** Records shown **
□ □ □ □ □

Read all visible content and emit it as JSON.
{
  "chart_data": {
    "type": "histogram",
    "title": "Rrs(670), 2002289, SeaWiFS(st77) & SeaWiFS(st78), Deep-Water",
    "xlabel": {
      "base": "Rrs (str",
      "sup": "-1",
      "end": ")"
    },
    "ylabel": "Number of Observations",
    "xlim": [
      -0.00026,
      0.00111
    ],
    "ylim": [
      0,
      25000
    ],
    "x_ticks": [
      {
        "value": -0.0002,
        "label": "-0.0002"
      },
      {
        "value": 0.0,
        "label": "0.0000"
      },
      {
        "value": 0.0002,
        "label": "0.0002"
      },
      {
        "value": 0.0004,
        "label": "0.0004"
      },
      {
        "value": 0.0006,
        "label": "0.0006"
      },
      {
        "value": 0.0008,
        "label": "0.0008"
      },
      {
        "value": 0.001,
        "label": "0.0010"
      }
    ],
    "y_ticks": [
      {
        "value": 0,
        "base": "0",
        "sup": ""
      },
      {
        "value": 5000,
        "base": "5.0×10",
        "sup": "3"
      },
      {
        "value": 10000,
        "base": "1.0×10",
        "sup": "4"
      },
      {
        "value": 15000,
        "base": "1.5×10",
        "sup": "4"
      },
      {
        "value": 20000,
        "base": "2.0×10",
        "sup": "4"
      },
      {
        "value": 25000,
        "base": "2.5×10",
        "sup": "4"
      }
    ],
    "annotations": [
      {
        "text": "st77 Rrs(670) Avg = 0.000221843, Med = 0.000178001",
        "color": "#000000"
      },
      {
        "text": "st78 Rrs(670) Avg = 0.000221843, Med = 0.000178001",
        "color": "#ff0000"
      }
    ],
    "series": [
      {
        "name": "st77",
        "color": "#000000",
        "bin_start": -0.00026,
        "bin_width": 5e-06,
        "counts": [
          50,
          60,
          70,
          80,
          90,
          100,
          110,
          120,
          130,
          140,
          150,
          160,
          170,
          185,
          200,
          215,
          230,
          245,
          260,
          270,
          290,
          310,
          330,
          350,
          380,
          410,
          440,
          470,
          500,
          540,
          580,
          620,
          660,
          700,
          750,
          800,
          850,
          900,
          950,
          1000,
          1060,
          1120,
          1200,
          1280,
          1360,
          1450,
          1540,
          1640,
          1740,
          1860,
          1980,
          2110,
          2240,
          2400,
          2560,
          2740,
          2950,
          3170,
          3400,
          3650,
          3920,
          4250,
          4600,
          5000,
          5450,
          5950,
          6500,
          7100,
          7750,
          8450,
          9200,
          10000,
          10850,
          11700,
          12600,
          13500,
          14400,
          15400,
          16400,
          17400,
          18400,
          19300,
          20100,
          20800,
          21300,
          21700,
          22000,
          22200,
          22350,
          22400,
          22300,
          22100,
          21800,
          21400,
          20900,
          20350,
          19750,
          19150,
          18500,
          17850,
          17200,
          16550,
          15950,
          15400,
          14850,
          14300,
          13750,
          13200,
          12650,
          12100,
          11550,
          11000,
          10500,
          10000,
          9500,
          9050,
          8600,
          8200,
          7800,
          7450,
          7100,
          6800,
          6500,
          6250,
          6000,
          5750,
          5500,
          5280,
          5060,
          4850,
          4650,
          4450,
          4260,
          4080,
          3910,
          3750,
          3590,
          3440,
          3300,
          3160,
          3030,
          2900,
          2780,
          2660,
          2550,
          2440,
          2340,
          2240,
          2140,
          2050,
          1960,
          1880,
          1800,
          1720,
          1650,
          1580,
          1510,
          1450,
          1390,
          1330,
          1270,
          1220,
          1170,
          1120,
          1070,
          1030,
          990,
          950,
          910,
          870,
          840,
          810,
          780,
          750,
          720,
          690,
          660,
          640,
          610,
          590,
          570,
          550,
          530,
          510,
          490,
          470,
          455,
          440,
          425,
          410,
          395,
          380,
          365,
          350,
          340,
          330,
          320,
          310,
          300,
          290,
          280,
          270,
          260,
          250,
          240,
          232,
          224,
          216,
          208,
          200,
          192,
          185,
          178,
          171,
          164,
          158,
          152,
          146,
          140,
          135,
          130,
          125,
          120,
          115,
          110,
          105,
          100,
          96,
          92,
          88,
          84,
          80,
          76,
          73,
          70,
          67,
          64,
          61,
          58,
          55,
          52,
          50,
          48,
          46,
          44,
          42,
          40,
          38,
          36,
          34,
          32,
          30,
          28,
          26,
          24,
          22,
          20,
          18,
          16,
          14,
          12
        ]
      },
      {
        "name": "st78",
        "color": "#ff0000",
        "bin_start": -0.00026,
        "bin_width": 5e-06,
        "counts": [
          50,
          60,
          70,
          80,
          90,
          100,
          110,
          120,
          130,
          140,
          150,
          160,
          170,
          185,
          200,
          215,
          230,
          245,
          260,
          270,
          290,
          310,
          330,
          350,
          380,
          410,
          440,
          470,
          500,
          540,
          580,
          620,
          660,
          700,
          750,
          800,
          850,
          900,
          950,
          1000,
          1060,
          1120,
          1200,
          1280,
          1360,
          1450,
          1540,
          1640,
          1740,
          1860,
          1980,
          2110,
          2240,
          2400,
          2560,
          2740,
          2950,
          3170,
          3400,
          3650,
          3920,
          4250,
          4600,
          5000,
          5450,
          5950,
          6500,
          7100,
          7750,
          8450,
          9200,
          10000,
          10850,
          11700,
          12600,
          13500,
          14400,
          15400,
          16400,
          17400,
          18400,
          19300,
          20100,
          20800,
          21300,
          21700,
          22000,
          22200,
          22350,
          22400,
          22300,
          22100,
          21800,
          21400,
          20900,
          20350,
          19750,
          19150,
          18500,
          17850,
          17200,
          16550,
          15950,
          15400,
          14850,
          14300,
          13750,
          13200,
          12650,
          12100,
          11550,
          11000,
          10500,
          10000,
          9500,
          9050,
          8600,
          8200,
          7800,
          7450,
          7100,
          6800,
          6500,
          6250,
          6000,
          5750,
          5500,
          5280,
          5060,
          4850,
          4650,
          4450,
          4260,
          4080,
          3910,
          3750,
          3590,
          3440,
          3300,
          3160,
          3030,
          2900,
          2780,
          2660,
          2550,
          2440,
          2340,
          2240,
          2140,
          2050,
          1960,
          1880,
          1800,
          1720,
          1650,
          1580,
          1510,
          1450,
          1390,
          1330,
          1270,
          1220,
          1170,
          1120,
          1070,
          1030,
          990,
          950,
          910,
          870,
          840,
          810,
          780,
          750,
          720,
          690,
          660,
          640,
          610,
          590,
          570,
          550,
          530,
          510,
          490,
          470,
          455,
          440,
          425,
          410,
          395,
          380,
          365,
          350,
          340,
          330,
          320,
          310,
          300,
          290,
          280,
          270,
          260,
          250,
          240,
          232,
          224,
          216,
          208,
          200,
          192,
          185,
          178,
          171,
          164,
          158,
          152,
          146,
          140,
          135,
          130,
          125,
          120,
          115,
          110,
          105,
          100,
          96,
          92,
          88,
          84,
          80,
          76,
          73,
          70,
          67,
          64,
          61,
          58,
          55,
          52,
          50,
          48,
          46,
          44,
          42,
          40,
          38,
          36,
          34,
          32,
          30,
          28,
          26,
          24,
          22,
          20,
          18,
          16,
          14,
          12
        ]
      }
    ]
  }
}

□ □ □ □ □

Copy each line from the records above that includes the string "text".

        "text": "st77 Rrs(670) Avg = 0.000221843, Med = 0.000178001",
        "text": "st78 Rrs(670) Avg = 0.000221843, Med = 0.000178001",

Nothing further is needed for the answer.